■ Short exercise
Look through the lines below and extract any with the word "experiences".

■ Dataset records
- - - -
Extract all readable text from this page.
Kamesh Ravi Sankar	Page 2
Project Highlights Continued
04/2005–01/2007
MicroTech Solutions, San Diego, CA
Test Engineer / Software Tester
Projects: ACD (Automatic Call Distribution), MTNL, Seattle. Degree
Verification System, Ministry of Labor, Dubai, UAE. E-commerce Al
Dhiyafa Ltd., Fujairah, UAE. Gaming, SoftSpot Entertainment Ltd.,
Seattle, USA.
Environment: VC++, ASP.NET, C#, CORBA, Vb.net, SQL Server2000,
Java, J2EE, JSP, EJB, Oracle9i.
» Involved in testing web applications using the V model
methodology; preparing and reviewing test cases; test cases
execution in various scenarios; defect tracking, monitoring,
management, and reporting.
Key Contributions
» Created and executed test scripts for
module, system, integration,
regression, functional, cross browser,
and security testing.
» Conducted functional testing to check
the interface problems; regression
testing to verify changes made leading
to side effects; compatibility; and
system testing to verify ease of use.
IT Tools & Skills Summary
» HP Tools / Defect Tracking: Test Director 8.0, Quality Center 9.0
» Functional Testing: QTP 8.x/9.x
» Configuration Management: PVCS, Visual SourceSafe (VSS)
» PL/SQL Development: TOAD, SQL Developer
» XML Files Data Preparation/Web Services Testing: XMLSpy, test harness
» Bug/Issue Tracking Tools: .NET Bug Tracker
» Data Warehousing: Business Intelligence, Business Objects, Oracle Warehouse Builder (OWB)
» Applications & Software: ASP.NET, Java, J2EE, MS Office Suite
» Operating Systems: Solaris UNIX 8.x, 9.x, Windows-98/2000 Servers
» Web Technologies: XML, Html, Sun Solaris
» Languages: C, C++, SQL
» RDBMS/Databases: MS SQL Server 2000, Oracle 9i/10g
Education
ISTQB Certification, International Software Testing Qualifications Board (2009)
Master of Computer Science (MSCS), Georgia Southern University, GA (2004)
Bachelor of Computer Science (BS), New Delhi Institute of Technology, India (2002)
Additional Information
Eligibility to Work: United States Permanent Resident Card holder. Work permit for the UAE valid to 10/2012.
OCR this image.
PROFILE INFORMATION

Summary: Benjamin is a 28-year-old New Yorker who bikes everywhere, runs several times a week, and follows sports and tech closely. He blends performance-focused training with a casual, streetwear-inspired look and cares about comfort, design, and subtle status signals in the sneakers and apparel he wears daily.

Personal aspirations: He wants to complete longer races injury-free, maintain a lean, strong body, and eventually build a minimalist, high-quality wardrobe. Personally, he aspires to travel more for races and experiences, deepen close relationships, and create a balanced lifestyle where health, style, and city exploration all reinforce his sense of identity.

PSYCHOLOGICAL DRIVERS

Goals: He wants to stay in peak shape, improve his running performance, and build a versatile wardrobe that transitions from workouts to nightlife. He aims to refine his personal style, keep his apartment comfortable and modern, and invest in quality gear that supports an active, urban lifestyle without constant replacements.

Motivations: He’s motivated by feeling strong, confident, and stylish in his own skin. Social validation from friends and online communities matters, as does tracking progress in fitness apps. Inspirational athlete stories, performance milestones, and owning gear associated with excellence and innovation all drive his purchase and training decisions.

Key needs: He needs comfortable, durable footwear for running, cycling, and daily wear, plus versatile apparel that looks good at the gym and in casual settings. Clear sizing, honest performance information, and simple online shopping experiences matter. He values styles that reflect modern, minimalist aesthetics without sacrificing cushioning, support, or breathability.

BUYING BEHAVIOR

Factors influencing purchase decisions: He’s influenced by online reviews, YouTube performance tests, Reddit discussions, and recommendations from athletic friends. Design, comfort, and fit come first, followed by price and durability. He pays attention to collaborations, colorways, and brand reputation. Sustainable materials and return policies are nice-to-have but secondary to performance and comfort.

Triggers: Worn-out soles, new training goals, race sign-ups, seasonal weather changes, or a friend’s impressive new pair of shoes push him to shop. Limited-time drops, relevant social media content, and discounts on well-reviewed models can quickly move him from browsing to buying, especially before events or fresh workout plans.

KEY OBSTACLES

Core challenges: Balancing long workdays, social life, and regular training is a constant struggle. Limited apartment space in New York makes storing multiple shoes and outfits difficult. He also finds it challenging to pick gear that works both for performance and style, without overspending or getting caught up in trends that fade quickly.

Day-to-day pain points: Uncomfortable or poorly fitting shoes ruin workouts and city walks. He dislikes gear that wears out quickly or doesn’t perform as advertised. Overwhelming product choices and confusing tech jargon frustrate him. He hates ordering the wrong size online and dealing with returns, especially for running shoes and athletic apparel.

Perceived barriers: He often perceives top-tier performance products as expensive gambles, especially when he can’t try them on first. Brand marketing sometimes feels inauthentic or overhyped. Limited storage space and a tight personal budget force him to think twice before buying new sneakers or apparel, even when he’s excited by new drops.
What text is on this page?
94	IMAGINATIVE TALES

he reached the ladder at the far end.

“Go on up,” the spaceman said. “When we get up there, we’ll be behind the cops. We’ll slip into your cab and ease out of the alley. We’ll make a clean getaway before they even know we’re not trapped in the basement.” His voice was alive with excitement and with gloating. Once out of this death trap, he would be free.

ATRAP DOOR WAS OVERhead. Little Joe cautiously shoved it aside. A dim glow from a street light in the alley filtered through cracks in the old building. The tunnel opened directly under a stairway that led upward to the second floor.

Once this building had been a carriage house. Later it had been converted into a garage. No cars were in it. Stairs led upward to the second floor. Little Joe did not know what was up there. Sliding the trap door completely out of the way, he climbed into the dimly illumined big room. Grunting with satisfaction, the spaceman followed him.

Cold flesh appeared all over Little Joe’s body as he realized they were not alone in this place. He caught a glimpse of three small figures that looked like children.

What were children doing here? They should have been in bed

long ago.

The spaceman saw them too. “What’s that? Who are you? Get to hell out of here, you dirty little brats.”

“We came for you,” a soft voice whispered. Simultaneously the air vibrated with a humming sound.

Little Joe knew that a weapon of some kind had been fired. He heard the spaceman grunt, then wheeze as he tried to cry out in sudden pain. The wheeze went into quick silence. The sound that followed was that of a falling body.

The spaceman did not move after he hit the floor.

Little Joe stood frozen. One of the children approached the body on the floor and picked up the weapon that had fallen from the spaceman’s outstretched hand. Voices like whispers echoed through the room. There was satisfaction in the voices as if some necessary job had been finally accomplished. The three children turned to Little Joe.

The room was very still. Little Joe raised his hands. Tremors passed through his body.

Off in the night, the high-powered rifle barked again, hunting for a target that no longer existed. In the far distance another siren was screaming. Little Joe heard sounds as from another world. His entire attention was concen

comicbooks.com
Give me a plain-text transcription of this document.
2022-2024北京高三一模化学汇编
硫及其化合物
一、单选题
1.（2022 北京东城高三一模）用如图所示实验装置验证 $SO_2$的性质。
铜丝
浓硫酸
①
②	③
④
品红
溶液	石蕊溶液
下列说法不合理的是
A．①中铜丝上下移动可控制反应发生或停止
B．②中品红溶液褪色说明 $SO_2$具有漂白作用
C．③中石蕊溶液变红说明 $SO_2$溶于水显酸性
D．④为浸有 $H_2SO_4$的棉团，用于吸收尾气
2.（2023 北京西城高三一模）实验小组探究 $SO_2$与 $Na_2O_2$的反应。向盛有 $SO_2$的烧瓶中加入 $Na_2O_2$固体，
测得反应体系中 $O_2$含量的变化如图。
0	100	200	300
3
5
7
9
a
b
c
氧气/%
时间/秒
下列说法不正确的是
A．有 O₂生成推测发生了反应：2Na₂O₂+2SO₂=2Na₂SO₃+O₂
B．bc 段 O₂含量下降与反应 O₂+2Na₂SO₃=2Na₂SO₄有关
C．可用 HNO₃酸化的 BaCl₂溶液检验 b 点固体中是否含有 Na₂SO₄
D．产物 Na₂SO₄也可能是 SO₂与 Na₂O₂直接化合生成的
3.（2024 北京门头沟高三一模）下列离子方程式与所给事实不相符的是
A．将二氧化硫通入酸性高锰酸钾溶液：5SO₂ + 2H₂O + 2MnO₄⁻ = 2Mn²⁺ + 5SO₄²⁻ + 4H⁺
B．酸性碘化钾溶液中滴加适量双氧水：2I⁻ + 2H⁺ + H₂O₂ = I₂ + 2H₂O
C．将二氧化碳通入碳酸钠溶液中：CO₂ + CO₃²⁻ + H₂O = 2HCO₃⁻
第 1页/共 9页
- - - -
■ Response for this exercise
Personal aspirations: He wants to complete longer races injury-free, maintain a lean, strong body, and eventually build a minimalist, high-quality wardrobe. Personally, he aspires to travel more for races and experiences, deepen close relationships, and create a balanced lifestyle where health, style, and city exploration all reinforce his sense of identity.
Key needs: He needs comfortable, durable footwear for running, cycling, and daily wear, plus versatile apparel that looks good at the gym and in casual settings. Clear sizing, honest performance information, and simple online shopping experiences matter. He values styles that reflect modern, minimalist aesthetics without sacrificing cushioning, support, or breathability.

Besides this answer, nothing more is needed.